> _Short task_
Extract the lines that carry the string "Orders" from the listing.

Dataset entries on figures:
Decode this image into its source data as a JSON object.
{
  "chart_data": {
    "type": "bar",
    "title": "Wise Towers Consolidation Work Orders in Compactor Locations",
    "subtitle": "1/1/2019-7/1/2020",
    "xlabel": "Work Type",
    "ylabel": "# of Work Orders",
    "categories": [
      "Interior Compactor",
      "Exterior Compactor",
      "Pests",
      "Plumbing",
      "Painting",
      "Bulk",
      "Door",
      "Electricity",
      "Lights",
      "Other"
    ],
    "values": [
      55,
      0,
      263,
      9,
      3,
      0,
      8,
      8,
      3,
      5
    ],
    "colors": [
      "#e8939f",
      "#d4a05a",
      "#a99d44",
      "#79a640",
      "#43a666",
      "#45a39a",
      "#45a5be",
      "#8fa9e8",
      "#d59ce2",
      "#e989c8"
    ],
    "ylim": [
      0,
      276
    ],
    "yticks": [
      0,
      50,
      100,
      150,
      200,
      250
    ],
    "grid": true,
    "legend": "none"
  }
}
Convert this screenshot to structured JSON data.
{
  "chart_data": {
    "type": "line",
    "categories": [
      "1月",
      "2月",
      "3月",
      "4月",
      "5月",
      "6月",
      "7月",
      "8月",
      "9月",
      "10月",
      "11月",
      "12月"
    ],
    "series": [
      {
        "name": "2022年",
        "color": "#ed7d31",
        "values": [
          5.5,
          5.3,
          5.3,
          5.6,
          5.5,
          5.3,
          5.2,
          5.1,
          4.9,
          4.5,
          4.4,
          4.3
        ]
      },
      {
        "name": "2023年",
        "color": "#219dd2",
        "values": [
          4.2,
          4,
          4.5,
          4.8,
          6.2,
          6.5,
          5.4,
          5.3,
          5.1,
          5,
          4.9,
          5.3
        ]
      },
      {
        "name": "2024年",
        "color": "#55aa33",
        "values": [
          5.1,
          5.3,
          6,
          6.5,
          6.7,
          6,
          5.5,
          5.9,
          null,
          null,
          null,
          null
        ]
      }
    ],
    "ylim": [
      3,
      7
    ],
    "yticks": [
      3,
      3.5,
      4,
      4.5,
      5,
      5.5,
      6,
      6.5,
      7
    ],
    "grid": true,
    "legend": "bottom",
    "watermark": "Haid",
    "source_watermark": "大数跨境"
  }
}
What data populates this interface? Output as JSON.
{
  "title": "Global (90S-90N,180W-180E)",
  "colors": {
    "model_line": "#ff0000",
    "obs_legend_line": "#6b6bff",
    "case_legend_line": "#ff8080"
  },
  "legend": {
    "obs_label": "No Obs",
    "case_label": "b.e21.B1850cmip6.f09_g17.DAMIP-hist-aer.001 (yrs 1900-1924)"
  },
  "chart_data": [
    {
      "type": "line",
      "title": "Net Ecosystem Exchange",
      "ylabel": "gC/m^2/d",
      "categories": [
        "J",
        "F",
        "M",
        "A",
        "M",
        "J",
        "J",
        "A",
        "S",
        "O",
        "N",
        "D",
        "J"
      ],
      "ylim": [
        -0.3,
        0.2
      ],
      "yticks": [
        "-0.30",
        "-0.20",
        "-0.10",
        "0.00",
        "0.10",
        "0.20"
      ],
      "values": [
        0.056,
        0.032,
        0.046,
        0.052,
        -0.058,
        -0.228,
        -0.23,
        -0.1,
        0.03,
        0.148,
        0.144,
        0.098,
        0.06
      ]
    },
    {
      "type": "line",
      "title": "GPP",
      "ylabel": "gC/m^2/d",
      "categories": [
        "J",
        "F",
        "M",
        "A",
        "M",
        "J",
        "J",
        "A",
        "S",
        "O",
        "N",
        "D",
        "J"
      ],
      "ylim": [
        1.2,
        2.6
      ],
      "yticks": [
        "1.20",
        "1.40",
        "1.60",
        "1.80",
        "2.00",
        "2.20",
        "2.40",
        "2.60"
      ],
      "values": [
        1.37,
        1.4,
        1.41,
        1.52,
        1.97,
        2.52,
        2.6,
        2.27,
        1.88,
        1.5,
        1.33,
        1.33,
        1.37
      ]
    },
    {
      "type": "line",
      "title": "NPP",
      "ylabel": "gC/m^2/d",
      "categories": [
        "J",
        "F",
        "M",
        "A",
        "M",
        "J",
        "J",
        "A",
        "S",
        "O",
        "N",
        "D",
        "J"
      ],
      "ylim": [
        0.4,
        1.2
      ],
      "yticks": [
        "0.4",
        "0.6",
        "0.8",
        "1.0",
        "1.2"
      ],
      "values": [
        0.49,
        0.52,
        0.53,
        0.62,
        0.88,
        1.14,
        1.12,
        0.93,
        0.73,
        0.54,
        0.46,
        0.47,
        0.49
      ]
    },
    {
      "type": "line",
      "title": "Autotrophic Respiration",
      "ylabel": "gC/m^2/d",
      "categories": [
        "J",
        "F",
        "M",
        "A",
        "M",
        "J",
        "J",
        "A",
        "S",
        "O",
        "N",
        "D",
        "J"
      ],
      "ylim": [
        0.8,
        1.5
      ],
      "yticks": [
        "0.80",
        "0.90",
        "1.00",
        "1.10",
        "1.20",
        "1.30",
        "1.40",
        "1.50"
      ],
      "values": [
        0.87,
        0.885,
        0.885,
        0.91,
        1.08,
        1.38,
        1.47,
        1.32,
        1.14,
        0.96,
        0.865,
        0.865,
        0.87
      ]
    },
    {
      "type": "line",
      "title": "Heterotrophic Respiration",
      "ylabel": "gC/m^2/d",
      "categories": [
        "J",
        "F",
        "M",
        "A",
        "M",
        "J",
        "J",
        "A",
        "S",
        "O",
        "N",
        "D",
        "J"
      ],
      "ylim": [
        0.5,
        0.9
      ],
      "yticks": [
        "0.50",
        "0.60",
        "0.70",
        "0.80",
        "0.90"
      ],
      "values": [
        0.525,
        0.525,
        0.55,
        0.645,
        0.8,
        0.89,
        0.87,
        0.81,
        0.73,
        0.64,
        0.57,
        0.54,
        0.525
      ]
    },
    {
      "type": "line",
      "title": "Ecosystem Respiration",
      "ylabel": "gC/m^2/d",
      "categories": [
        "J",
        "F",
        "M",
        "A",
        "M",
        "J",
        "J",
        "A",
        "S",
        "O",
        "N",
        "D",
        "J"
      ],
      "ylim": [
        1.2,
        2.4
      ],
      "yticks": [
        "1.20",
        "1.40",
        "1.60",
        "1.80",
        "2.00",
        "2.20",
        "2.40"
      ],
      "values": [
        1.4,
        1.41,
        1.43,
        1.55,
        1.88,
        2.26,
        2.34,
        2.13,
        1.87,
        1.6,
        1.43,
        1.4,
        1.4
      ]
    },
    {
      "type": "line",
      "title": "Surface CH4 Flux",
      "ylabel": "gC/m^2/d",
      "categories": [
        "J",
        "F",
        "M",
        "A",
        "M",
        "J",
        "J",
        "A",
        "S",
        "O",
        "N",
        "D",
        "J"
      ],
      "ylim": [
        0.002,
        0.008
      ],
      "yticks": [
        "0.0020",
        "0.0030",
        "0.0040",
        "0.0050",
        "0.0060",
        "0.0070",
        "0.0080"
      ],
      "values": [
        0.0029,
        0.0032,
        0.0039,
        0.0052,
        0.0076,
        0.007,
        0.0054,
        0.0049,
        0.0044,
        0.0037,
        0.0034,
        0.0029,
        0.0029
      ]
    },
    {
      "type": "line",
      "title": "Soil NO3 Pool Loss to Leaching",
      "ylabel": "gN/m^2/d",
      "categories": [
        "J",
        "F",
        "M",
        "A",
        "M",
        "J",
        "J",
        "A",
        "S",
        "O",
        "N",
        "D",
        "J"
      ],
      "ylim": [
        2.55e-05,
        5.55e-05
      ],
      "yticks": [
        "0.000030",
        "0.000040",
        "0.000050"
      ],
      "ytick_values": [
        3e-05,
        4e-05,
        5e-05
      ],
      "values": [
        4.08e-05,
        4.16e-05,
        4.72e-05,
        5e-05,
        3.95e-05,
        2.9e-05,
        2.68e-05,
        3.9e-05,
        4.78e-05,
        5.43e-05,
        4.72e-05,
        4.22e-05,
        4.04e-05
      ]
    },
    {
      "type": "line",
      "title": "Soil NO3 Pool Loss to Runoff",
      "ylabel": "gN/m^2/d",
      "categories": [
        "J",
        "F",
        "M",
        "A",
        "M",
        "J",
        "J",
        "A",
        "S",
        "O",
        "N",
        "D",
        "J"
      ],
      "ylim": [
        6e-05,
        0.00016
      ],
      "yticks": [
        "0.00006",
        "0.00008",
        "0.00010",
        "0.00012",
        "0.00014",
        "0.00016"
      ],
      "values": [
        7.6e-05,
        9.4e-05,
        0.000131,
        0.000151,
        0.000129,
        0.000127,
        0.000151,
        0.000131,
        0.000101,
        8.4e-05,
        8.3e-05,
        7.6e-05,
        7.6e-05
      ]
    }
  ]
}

> _Answer for the task_
    "title": "Wise Towers Consolidation Work Orders in Compactor Locations",
    "ylabel": "# of Work Orders",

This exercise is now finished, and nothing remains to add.